**Aim**
Count how many lines hold the string "Cortex", and give only that number.

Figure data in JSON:

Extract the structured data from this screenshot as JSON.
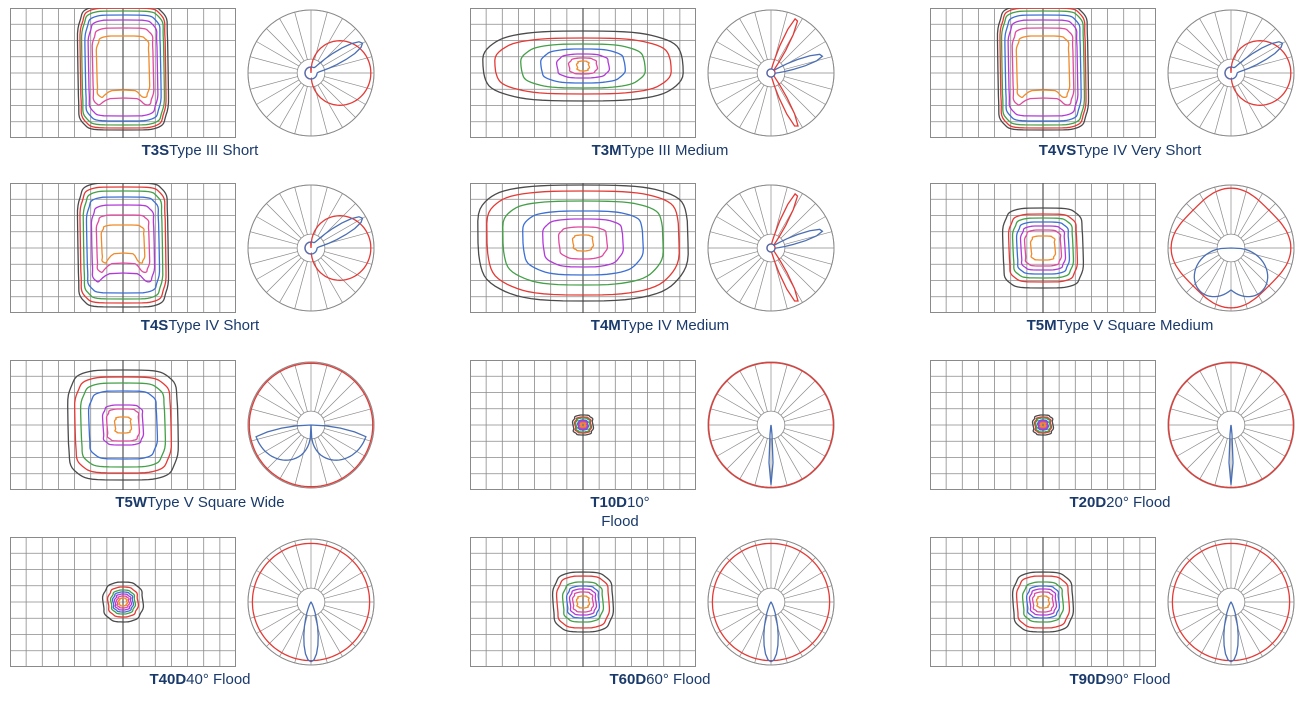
{
  "colors": {
    "grid": "#8a8a8a",
    "contours": [
      "#4a4a4a",
      "#e53935",
      "#43a047",
      "#3b6fd4",
      "#b03ad8",
      "#e04aa0",
      "#f08a2a"
    ],
    "curve_red": "#e53935",
    "curve_blue": "#4a6fb5",
    "caption": "#1a3a6b"
  },
  "patterns": [
    {
      "code": "T3S",
      "name": "Type III Short",
      "shape": "T3S",
      "polar": "asym"
    },
    {
      "code": "T3M",
      "name": "Type III Medium",
      "shape": "T3M",
      "polar": "asymM"
    },
    {
      "code": "T4VS",
      "name": "Type IV Very Short",
      "shape": "T4VS",
      "polar": "asym"
    },
    {
      "code": "T4S",
      "name": "Type IV Short",
      "shape": "T4S",
      "polar": "asym"
    },
    {
      "code": "T4M",
      "name": "Type IV Medium",
      "shape": "T4M",
      "polar": "asymM"
    },
    {
      "code": "T5M",
      "name": "Type V Square Medium",
      "shape": "T5M",
      "polar": "sym"
    },
    {
      "code": "T5W",
      "name": "Type V Square Wide",
      "shape": "T5W",
      "polar": "symW"
    },
    {
      "code": "T10D",
      "name": "10° Flood",
      "shape": "T10D",
      "polar": "spot"
    },
    {
      "code": "T20D",
      "name": "20° Flood",
      "shape": "T20D",
      "polar": "spot"
    },
    {
      "code": "T40D",
      "name": "40° Flood",
      "shape": "T40D",
      "polar": "flood"
    },
    {
      "code": "T60D",
      "name": "60° Flood",
      "shape": "T60D",
      "polar": "flood"
    },
    {
      "code": "T90D",
      "name": "90° Flood",
      "shape": "T90D",
      "polar": "flood"
    }
  ]
}
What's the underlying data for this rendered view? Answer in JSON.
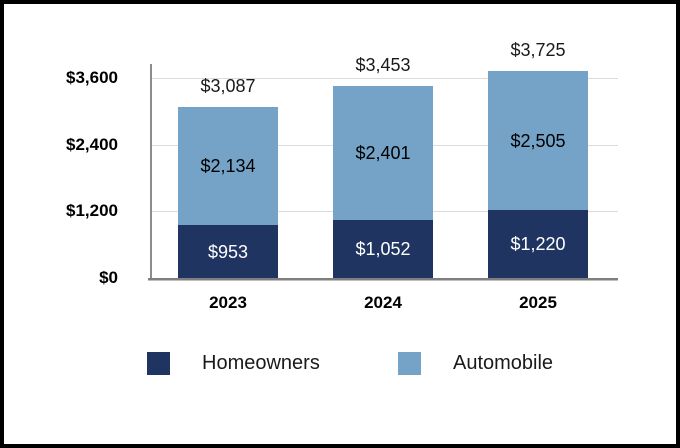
{
  "frame": {
    "background_color": "#ffffff",
    "border_color": "#000000"
  },
  "chart_data": {
    "type": "bar",
    "stacked": true,
    "title": "",
    "xlabel": "",
    "ylabel": "",
    "categories": [
      "2023",
      "2024",
      "2025"
    ],
    "series": [
      {
        "name": "Homeowners",
        "color": "#1f3461",
        "label_color": "#ffffff",
        "values": [
          953,
          1052,
          1220
        ],
        "value_labels": [
          "$953",
          "$1,052",
          "$1,220"
        ]
      },
      {
        "name": "Automobile",
        "color": "#74a3c7",
        "label_color": "#000000",
        "values": [
          2134,
          2401,
          2505
        ],
        "value_labels": [
          "$2,134",
          "$2,401",
          "$2,505"
        ]
      }
    ],
    "totals": [
      3087,
      3453,
      3725
    ],
    "total_labels": [
      "$3,087",
      "$3,453",
      "$3,725"
    ],
    "y_axis": {
      "max": 3600,
      "ticks": [
        0,
        1200,
        2400,
        3600
      ],
      "tick_labels": [
        "$0",
        "$1,200",
        "$2,400",
        "$3,600"
      ]
    },
    "grid": true,
    "legend_position": "bottom",
    "legend": [
      {
        "label": "Homeowners",
        "color": "#1f3461"
      },
      {
        "label": "Automobile",
        "color": "#74a3c7"
      }
    ],
    "colors": {
      "gridline": "#dcdcdc",
      "axis": "#7f7f7f",
      "total_label_text": "#1a1a1a",
      "axis_label_text": "#000000"
    }
  }
}
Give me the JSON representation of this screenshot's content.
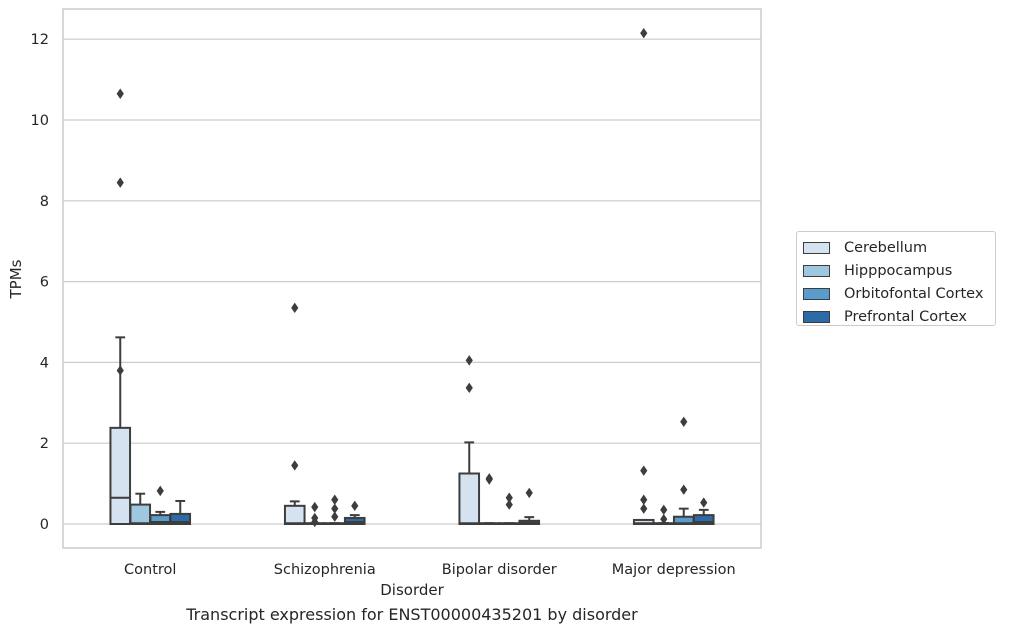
{
  "caption": "Transcript expression for ENST00000435201 by disorder",
  "chart_data": {
    "type": "box",
    "title": "",
    "xlabel": "Disorder",
    "ylabel": "TPMs",
    "ylim": [
      -0.6,
      12.75
    ],
    "yticks": [
      0,
      2,
      4,
      6,
      8,
      10,
      12
    ],
    "grid": true,
    "legend_position": "right",
    "categories": [
      "Control",
      "Schizophrenia",
      "Bipolar disorder",
      "Major depression"
    ],
    "series": [
      {
        "name": "Cerebellum",
        "color": "#d5e3f0",
        "boxes": [
          {
            "q1": 0,
            "median": 0.65,
            "q3": 2.38,
            "whisker_low": 0,
            "whisker_high": 4.62,
            "outliers": [
              3.8,
              8.45,
              10.65
            ]
          },
          {
            "q1": 0,
            "median": 0.02,
            "q3": 0.45,
            "whisker_low": 0,
            "whisker_high": 0.56,
            "outliers": [
              1.45,
              5.35
            ]
          },
          {
            "q1": 0,
            "median": 0.02,
            "q3": 1.25,
            "whisker_low": 0,
            "whisker_high": 2.02,
            "outliers": [
              3.37,
              4.05
            ]
          },
          {
            "q1": 0,
            "median": 0.02,
            "q3": 0.1,
            "whisker_low": 0,
            "whisker_high": 0.1,
            "outliers": [
              0.38,
              0.6,
              1.32,
              12.15
            ]
          }
        ]
      },
      {
        "name": "Hipppocampus",
        "color": "#9fc8e0",
        "boxes": [
          {
            "q1": 0,
            "median": 0.02,
            "q3": 0.48,
            "whisker_low": 0,
            "whisker_high": 0.75,
            "outliers": []
          },
          {
            "q1": 0,
            "median": 0,
            "q3": 0.02,
            "whisker_low": 0,
            "whisker_high": 0.02,
            "outliers": [
              0.05,
              0.15,
              0.42
            ]
          },
          {
            "q1": 0,
            "median": 0,
            "q3": 0.02,
            "whisker_low": 0,
            "whisker_high": 0.02,
            "outliers": [
              1.1,
              1.13
            ]
          },
          {
            "q1": 0,
            "median": 0,
            "q3": 0.02,
            "whisker_low": 0,
            "whisker_high": 0.02,
            "outliers": [
              0.12,
              0.35
            ]
          }
        ]
      },
      {
        "name": "Orbitofontal Cortex",
        "color": "#5a9ccb",
        "boxes": [
          {
            "q1": 0,
            "median": 0.05,
            "q3": 0.22,
            "whisker_low": 0,
            "whisker_high": 0.3,
            "outliers": [
              0.82
            ]
          },
          {
            "q1": 0,
            "median": 0,
            "q3": 0.02,
            "whisker_low": 0,
            "whisker_high": 0.02,
            "outliers": [
              0.18,
              0.38,
              0.6
            ]
          },
          {
            "q1": 0,
            "median": 0,
            "q3": 0.02,
            "whisker_low": 0,
            "whisker_high": 0.02,
            "outliers": [
              0.48,
              0.65
            ]
          },
          {
            "q1": 0,
            "median": 0.02,
            "q3": 0.18,
            "whisker_low": 0,
            "whisker_high": 0.38,
            "outliers": [
              0.85,
              2.53
            ]
          }
        ]
      },
      {
        "name": "Prefrontal Cortex",
        "color": "#2b6ca8",
        "boxes": [
          {
            "q1": 0,
            "median": 0.05,
            "q3": 0.25,
            "whisker_low": 0,
            "whisker_high": 0.57,
            "outliers": []
          },
          {
            "q1": 0,
            "median": 0.05,
            "q3": 0.15,
            "whisker_low": 0,
            "whisker_high": 0.22,
            "outliers": [
              0.45
            ]
          },
          {
            "q1": 0,
            "median": 0.03,
            "q3": 0.08,
            "whisker_low": 0,
            "whisker_high": 0.17,
            "outliers": [
              0.77
            ]
          },
          {
            "q1": 0,
            "median": 0.05,
            "q3": 0.22,
            "whisker_low": 0,
            "whisker_high": 0.35,
            "outliers": [
              0.53
            ]
          }
        ]
      }
    ]
  }
}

**Response**
2